Of all the lines in these entries, how many contain the string "document"? Give only that count.
########
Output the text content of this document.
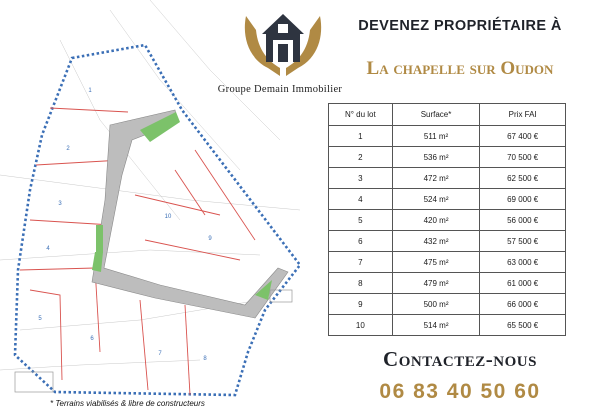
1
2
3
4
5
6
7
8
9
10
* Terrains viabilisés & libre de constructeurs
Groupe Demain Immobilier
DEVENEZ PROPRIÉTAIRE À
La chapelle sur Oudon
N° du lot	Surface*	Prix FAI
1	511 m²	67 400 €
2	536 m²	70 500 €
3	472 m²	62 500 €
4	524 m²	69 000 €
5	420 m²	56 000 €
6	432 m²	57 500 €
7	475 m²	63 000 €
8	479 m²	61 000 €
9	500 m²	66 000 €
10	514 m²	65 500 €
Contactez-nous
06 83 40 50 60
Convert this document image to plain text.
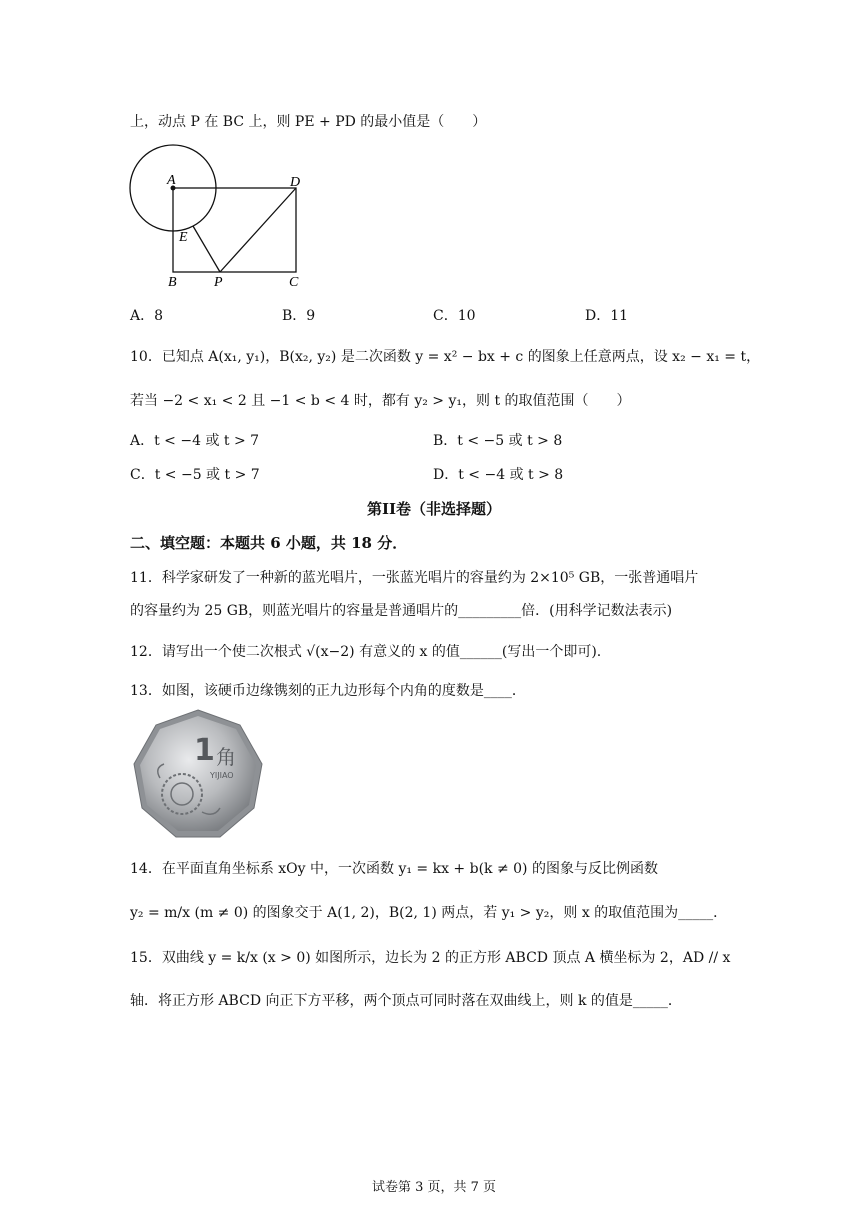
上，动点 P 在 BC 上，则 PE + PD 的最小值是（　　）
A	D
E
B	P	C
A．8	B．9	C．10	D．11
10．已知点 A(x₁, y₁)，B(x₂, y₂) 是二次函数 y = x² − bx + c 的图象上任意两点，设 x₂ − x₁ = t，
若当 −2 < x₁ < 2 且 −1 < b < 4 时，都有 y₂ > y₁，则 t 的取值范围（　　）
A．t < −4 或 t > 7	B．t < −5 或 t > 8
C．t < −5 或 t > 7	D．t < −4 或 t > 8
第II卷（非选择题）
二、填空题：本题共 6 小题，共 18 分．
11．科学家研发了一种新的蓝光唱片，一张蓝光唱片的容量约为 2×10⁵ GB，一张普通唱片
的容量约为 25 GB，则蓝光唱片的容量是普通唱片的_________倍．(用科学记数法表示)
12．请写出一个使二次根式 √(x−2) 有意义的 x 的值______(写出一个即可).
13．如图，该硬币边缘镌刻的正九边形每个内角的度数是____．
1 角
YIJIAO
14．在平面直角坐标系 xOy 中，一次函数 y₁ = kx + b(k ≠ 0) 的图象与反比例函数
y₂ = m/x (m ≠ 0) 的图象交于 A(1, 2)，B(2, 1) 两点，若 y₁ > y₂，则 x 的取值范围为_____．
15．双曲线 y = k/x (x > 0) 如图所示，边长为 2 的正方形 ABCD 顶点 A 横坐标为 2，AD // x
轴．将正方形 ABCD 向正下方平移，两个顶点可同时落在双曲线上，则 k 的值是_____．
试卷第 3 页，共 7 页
########
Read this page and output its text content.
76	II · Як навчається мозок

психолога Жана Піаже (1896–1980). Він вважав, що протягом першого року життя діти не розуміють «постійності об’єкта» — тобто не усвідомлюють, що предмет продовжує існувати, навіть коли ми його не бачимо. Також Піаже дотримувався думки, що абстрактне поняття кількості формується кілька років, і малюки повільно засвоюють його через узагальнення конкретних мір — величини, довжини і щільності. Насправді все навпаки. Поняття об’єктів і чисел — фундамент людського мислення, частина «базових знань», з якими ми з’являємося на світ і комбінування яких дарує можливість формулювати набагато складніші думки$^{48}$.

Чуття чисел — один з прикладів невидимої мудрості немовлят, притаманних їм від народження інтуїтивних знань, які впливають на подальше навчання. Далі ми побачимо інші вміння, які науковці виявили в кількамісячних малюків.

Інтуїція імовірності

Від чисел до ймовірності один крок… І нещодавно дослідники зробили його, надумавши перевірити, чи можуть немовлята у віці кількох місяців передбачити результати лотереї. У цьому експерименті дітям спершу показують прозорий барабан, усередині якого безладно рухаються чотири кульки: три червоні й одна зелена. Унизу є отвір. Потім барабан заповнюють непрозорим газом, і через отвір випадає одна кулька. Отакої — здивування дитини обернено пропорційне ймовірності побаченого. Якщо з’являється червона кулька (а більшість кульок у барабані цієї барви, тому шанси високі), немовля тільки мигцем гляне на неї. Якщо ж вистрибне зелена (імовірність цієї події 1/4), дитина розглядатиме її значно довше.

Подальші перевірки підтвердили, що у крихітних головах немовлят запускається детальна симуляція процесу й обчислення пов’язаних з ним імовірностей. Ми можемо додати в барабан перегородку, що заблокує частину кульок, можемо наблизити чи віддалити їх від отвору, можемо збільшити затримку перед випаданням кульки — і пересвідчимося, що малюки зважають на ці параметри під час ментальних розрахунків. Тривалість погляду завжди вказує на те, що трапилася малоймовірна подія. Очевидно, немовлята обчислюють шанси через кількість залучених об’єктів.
########
Response for this exercise. 2